- REQUIRED TASK
Restate all the material verbatim, except for the pictures.

- DATASET ROWS
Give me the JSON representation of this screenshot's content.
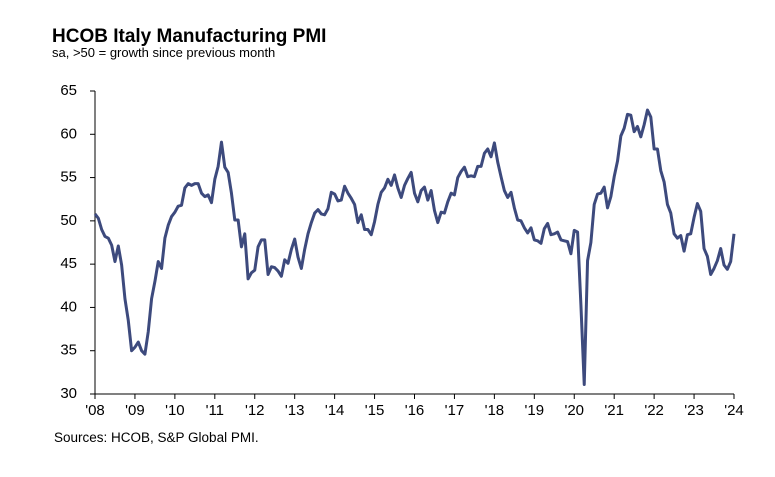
{
  "chart_data": {
    "type": "line",
    "title": "HCOB Italy Manufacturing PMI",
    "subtitle": "sa, >50 = growth since previous month",
    "source": "Sources: HCOB, S&P Global PMI.",
    "categories": [
      "'08",
      null,
      null,
      null,
      null,
      null,
      null,
      null,
      null,
      null,
      null,
      null,
      "'09",
      null,
      null,
      null,
      null,
      null,
      null,
      null,
      null,
      null,
      null,
      null,
      "'10",
      null,
      null,
      null,
      null,
      null,
      null,
      null,
      null,
      null,
      null,
      null,
      "'11",
      null,
      null,
      null,
      null,
      null,
      null,
      null,
      null,
      null,
      null,
      null,
      "'12",
      null,
      null,
      null,
      null,
      null,
      null,
      null,
      null,
      null,
      null,
      null,
      "'13",
      null,
      null,
      null,
      null,
      null,
      null,
      null,
      null,
      null,
      null,
      null,
      "'14",
      null,
      null,
      null,
      null,
      null,
      null,
      null,
      null,
      null,
      null,
      null,
      "'15",
      null,
      null,
      null,
      null,
      null,
      null,
      null,
      null,
      null,
      null,
      null,
      "'16",
      null,
      null,
      null,
      null,
      null,
      null,
      null,
      null,
      null,
      null,
      null,
      "'17",
      null,
      null,
      null,
      null,
      null,
      null,
      null,
      null,
      null,
      null,
      null,
      "'18",
      null,
      null,
      null,
      null,
      null,
      null,
      null,
      null,
      null,
      null,
      null,
      "'19",
      null,
      null,
      null,
      null,
      null,
      null,
      null,
      null,
      null,
      null,
      null,
      "'20",
      null,
      null,
      null,
      null,
      null,
      null,
      null,
      null,
      null,
      null,
      null,
      "'21",
      null,
      null,
      null,
      null,
      null,
      null,
      null,
      null,
      null,
      null,
      null,
      "'22",
      null,
      null,
      null,
      null,
      null,
      null,
      null,
      null,
      null,
      null,
      null,
      "'23",
      null,
      null,
      null,
      null,
      null,
      null,
      null,
      null,
      null,
      null,
      null,
      "'24"
    ],
    "series": [
      {
        "name": "Italy Manufacturing PMI",
        "color": "#3d4a7d",
        "values": [
          50.8,
          50.3,
          49.0,
          48.2,
          48.0,
          47.2,
          45.3,
          47.1,
          44.9,
          41.0,
          38.5,
          35.0,
          35.4,
          36.0,
          35.0,
          34.6,
          37.2,
          41.0,
          43.0,
          45.3,
          44.5,
          48.0,
          49.5,
          50.5,
          51.0,
          51.7,
          51.8,
          53.8,
          54.3,
          54.1,
          54.3,
          54.3,
          53.2,
          52.8,
          53.0,
          52.1,
          54.8,
          56.3,
          59.1,
          56.2,
          55.6,
          53.2,
          50.1,
          50.1,
          47.0,
          48.5,
          43.3,
          44.0,
          44.3,
          47.0,
          47.8,
          47.8,
          43.8,
          44.7,
          44.6,
          44.2,
          43.6,
          45.5,
          45.1,
          46.7,
          47.9,
          45.8,
          44.5,
          46.7,
          48.5,
          49.8,
          50.9,
          51.3,
          50.8,
          50.7,
          51.4,
          53.3,
          53.1,
          52.3,
          52.4,
          54.0,
          53.2,
          52.6,
          51.9,
          49.8,
          50.7,
          49.0,
          49.0,
          48.4,
          49.9,
          51.9,
          53.3,
          53.8,
          54.8,
          54.1,
          55.3,
          53.8,
          52.7,
          54.1,
          54.9,
          55.6,
          53.2,
          52.2,
          53.5,
          53.9,
          52.4,
          53.5,
          51.2,
          49.8,
          51.0,
          50.9,
          52.2,
          53.2,
          53.0,
          55.0,
          55.7,
          56.2,
          55.1,
          55.2,
          55.1,
          56.3,
          56.3,
          57.8,
          58.3,
          57.4,
          59.0,
          56.8,
          55.1,
          53.5,
          52.7,
          53.3,
          51.5,
          50.1,
          50.0,
          49.2,
          48.6,
          49.2,
          47.8,
          47.7,
          47.4,
          49.1,
          49.7,
          48.4,
          48.5,
          48.7,
          47.8,
          47.7,
          47.6,
          46.2,
          48.9,
          48.7,
          40.3,
          31.1,
          45.4,
          47.5,
          51.9,
          53.1,
          53.2,
          53.9,
          51.5,
          52.8,
          55.1,
          56.9,
          59.8,
          60.7,
          62.3,
          62.2,
          60.3,
          60.9,
          59.7,
          61.1,
          62.8,
          62.0,
          58.3,
          58.3,
          55.8,
          54.5,
          51.9,
          50.9,
          48.5,
          48.0,
          48.3,
          46.5,
          48.4,
          48.5,
          50.4,
          52.0,
          51.1,
          46.8,
          45.9,
          43.8,
          44.5,
          45.4,
          46.8,
          44.9,
          44.4,
          45.3,
          48.5
        ]
      }
    ],
    "ylim": [
      30,
      65
    ],
    "yticks": [
      30,
      35,
      40,
      45,
      50,
      55,
      60,
      65
    ],
    "grid": false
  }
}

- EXERCISE OUTPUT
Give me the JSON representation of this screenshot's content.
{
  "chart_data": {
    "type": "line",
    "title": "HCOB Italy Manufacturing PMI",
    "subtitle": "sa, >50 = growth since previous month",
    "source": "Sources: HCOB, S&P Global PMI.",
    "categories": [
      "'08",
      null,
      null,
      null,
      null,
      null,
      null,
      null,
      null,
      null,
      null,
      null,
      "'09",
      null,
      null,
      null,
      null,
      null,
      null,
      null,
      null,
      null,
      null,
      null,
      "'10",
      null,
      null,
      null,
      null,
      null,
      null,
      null,
      null,
      null,
      null,
      null,
      "'11",
      null,
      null,
      null,
      null,
      null,
      null,
      null,
      null,
      null,
      null,
      null,
      "'12",
      null,
      null,
      null,
      null,
      null,
      null,
      null,
      null,
      null,
      null,
      null,
      "'13",
      null,
      null,
      null,
      null,
      null,
      null,
      null,
      null,
      null,
      null,
      null,
      "'14",
      null,
      null,
      null,
      null,
      null,
      null,
      null,
      null,
      null,
      null,
      null,
      "'15",
      null,
      null,
      null,
      null,
      null,
      null,
      null,
      null,
      null,
      null,
      null,
      "'16",
      null,
      null,
      null,
      null,
      null,
      null,
      null,
      null,
      null,
      null,
      null,
      "'17",
      null,
      null,
      null,
      null,
      null,
      null,
      null,
      null,
      null,
      null,
      null,
      "'18",
      null,
      null,
      null,
      null,
      null,
      null,
      null,
      null,
      null,
      null,
      null,
      "'19",
      null,
      null,
      null,
      null,
      null,
      null,
      null,
      null,
      null,
      null,
      null,
      "'20",
      null,
      null,
      null,
      null,
      null,
      null,
      null,
      null,
      null,
      null,
      null,
      "'21",
      null,
      null,
      null,
      null,
      null,
      null,
      null,
      null,
      null,
      null,
      null,
      "'22",
      null,
      null,
      null,
      null,
      null,
      null,
      null,
      null,
      null,
      null,
      null,
      "'23",
      null,
      null,
      null,
      null,
      null,
      null,
      null,
      null,
      null,
      null,
      null,
      "'24"
    ],
    "series": [
      {
        "name": "Italy Manufacturing PMI",
        "color": "#3d4a7d",
        "values": [
          50.8,
          50.3,
          49.0,
          48.2,
          48.0,
          47.2,
          45.3,
          47.1,
          44.9,
          41.0,
          38.5,
          35.0,
          35.4,
          36.0,
          35.0,
          34.6,
          37.2,
          41.0,
          43.0,
          45.3,
          44.5,
          48.0,
          49.5,
          50.5,
          51.0,
          51.7,
          51.8,
          53.8,
          54.3,
          54.1,
          54.3,
          54.3,
          53.2,
          52.8,
          53.0,
          52.1,
          54.8,
          56.3,
          59.1,
          56.2,
          55.6,
          53.2,
          50.1,
          50.1,
          47.0,
          48.5,
          43.3,
          44.0,
          44.3,
          47.0,
          47.8,
          47.8,
          43.8,
          44.7,
          44.6,
          44.2,
          43.6,
          45.5,
          45.1,
          46.7,
          47.9,
          45.8,
          44.5,
          46.7,
          48.5,
          49.8,
          50.9,
          51.3,
          50.8,
          50.7,
          51.4,
          53.3,
          53.1,
          52.3,
          52.4,
          54.0,
          53.2,
          52.6,
          51.9,
          49.8,
          50.7,
          49.0,
          49.0,
          48.4,
          49.9,
          51.9,
          53.3,
          53.8,
          54.8,
          54.1,
          55.3,
          53.8,
          52.7,
          54.1,
          54.9,
          55.6,
          53.2,
          52.2,
          53.5,
          53.9,
          52.4,
          53.5,
          51.2,
          49.8,
          51.0,
          50.9,
          52.2,
          53.2,
          53.0,
          55.0,
          55.7,
          56.2,
          55.1,
          55.2,
          55.1,
          56.3,
          56.3,
          57.8,
          58.3,
          57.4,
          59.0,
          56.8,
          55.1,
          53.5,
          52.7,
          53.3,
          51.5,
          50.1,
          50.0,
          49.2,
          48.6,
          49.2,
          47.8,
          47.7,
          47.4,
          49.1,
          49.7,
          48.4,
          48.5,
          48.7,
          47.8,
          47.7,
          47.6,
          46.2,
          48.9,
          48.7,
          40.3,
          31.1,
          45.4,
          47.5,
          51.9,
          53.1,
          53.2,
          53.9,
          51.5,
          52.8,
          55.1,
          56.9,
          59.8,
          60.7,
          62.3,
          62.2,
          60.3,
          60.9,
          59.7,
          61.1,
          62.8,
          62.0,
          58.3,
          58.3,
          55.8,
          54.5,
          51.9,
          50.9,
          48.5,
          48.0,
          48.3,
          46.5,
          48.4,
          48.5,
          50.4,
          52.0,
          51.1,
          46.8,
          45.9,
          43.8,
          44.5,
          45.4,
          46.8,
          44.9,
          44.4,
          45.3,
          48.5
        ]
      }
    ],
    "ylim": [
      30,
      65
    ],
    "yticks": [
      30,
      35,
      40,
      45,
      50,
      55,
      60,
      65
    ],
    "grid": false
  }
}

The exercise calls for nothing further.